#### Stored data

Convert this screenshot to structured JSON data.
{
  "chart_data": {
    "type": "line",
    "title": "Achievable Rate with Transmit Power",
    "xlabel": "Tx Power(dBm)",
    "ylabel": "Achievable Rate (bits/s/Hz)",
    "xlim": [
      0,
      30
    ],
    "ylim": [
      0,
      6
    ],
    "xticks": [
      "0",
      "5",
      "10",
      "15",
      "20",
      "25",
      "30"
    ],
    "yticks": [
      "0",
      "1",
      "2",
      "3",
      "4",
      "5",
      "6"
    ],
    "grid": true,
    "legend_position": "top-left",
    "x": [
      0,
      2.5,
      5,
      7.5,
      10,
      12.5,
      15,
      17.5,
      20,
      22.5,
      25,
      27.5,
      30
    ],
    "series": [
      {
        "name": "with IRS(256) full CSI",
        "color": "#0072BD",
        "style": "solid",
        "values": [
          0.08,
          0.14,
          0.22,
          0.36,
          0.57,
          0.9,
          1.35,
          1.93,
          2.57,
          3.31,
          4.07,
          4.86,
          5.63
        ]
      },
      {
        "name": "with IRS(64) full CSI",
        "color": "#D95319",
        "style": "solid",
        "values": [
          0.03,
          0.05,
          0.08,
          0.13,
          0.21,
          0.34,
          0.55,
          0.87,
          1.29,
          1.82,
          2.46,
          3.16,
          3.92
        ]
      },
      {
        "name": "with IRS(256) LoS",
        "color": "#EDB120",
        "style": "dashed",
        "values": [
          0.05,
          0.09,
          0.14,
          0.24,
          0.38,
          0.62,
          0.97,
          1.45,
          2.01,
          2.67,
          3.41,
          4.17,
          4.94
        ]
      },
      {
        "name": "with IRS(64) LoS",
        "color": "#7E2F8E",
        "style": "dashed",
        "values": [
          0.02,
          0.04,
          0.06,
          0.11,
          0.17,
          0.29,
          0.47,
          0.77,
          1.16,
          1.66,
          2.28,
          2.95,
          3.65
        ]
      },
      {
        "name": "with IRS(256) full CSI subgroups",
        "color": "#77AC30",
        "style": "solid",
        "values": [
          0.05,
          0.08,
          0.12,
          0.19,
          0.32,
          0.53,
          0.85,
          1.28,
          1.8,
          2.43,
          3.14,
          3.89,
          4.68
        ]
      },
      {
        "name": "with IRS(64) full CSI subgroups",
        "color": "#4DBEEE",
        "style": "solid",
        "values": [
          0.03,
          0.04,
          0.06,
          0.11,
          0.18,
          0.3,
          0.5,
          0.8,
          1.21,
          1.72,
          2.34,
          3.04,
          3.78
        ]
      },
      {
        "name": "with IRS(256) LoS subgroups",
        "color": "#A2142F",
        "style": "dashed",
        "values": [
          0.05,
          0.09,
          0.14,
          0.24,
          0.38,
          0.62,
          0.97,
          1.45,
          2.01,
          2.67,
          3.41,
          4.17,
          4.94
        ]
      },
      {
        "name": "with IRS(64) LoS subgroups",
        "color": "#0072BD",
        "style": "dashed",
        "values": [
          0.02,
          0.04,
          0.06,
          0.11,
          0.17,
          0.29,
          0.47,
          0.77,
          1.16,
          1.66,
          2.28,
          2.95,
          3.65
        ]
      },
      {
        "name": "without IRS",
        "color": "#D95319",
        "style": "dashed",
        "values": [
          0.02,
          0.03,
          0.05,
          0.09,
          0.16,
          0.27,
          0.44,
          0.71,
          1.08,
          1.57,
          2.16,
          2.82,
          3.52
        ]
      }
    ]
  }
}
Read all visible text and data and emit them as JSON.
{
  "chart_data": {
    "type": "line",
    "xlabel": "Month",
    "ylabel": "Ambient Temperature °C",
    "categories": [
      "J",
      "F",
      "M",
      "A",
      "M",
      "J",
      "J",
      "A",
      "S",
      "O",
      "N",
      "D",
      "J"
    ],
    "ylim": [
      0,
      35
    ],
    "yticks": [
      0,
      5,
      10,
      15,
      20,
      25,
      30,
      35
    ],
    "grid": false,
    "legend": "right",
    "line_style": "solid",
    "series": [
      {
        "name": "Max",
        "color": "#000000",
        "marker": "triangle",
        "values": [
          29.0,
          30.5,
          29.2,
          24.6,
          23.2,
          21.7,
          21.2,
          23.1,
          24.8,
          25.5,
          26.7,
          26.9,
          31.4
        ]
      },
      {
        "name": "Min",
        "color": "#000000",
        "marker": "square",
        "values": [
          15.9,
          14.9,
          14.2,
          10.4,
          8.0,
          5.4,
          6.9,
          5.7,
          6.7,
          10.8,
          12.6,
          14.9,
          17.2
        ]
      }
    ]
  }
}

########

▸ **Problem details**: Each line of the material above must be retyped precisely.

▸ **Full response**:
Convert this screenshot to structured JSON data.
{
  "chart_data": {
    "type": "line",
    "title": "Achievable Rate with Transmit Power",
    "xlabel": "Tx Power(dBm)",
    "ylabel": "Achievable Rate (bits/s/Hz)",
    "xlim": [
      0,
      30
    ],
    "ylim": [
      0,
      6
    ],
    "xticks": [
      "0",
      "5",
      "10",
      "15",
      "20",
      "25",
      "30"
    ],
    "yticks": [
      "0",
      "1",
      "2",
      "3",
      "4",
      "5",
      "6"
    ],
    "grid": true,
    "legend_position": "top-left",
    "x": [
      0,
      2.5,
      5,
      7.5,
      10,
      12.5,
      15,
      17.5,
      20,
      22.5,
      25,
      27.5,
      30
    ],
    "series": [
      {
        "name": "with IRS(256) full CSI",
        "color": "#0072BD",
        "style": "solid",
        "values": [
          0.08,
          0.14,
          0.22,
          0.36,
          0.57,
          0.9,
          1.35,
          1.93,
          2.57,
          3.31,
          4.07,
          4.86,
          5.63
        ]
      },
      {
        "name": "with IRS(64) full CSI",
        "color": "#D95319",
        "style": "solid",
        "values": [
          0.03,
          0.05,
          0.08,
          0.13,
          0.21,
          0.34,
          0.55,
          0.87,
          1.29,
          1.82,
          2.46,
          3.16,
          3.92
        ]
      },
      {
        "name": "with IRS(256) LoS",
        "color": "#EDB120",
        "style": "dashed",
        "values": [
          0.05,
          0.09,
          0.14,
          0.24,
          0.38,
          0.62,
          0.97,
          1.45,
          2.01,
          2.67,
          3.41,
          4.17,
          4.94
        ]
      },
      {
        "name": "with IRS(64) LoS",
        "color": "#7E2F8E",
        "style": "dashed",
        "values": [
          0.02,
          0.04,
          0.06,
          0.11,
          0.17,
          0.29,
          0.47,
          0.77,
          1.16,
          1.66,
          2.28,
          2.95,
          3.65
        ]
      },
      {
        "name": "with IRS(256) full CSI subgroups",
        "color": "#77AC30",
        "style": "solid",
        "values": [
          0.05,
          0.08,
          0.12,
          0.19,
          0.32,
          0.53,
          0.85,
          1.28,
          1.8,
          2.43,
          3.14,
          3.89,
          4.68
        ]
      },
      {
        "name": "with IRS(64) full CSI subgroups",
        "color": "#4DBEEE",
        "style": "solid",
        "values": [
          0.03,
          0.04,
          0.06,
          0.11,
          0.18,
          0.3,
          0.5,
          0.8,
          1.21,
          1.72,
          2.34,
          3.04,
          3.78
        ]
      },
      {
        "name": "with IRS(256) LoS subgroups",
        "color": "#A2142F",
        "style": "dashed",
        "values": [
          0.05,
          0.09,
          0.14,
          0.24,
          0.38,
          0.62,
          0.97,
          1.45,
          2.01,
          2.67,
          3.41,
          4.17,
          4.94
        ]
      },
      {
        "name": "with IRS(64) LoS subgroups",
        "color": "#0072BD",
        "style": "dashed",
        "values": [
          0.02,
          0.04,
          0.06,
          0.11,
          0.17,
          0.29,
          0.47,
          0.77,
          1.16,
          1.66,
          2.28,
          2.95,
          3.65
        ]
      },
      {
        "name": "without IRS",
        "color": "#D95319",
        "style": "dashed",
        "values": [
          0.02,
          0.03,
          0.05,
          0.09,
          0.16,
          0.27,
          0.44,
          0.71,
          1.08,
          1.57,
          2.16,
          2.82,
          3.52
        ]
      }
    ]
  }
}
Read all visible text and data and emit them as JSON.
{
  "chart_data": {
    "type": "line",
    "xlabel": "Month",
    "ylabel": "Ambient Temperature °C",
    "categories": [
      "J",
      "F",
      "M",
      "A",
      "M",
      "J",
      "J",
      "A",
      "S",
      "O",
      "N",
      "D",
      "J"
    ],
    "ylim": [
      0,
      35
    ],
    "yticks": [
      0,
      5,
      10,
      15,
      20,
      25,
      30,
      35
    ],
    "grid": false,
    "legend": "right",
    "line_style": "solid",
    "series": [
      {
        "name": "Max",
        "color": "#000000",
        "marker": "triangle",
        "values": [
          29.0,
          30.5,
          29.2,
          24.6,
          23.2,
          21.7,
          21.2,
          23.1,
          24.8,
          25.5,
          26.7,
          26.9,
          31.4
        ]
      },
      {
        "name": "Min",
        "color": "#000000",
        "marker": "square",
        "values": [
          15.9,
          14.9,
          14.2,
          10.4,
          8.0,
          5.4,
          6.9,
          5.7,
          6.7,
          10.8,
          12.6,
          14.9,
          17.2
        ]
      }
    ]
  }
}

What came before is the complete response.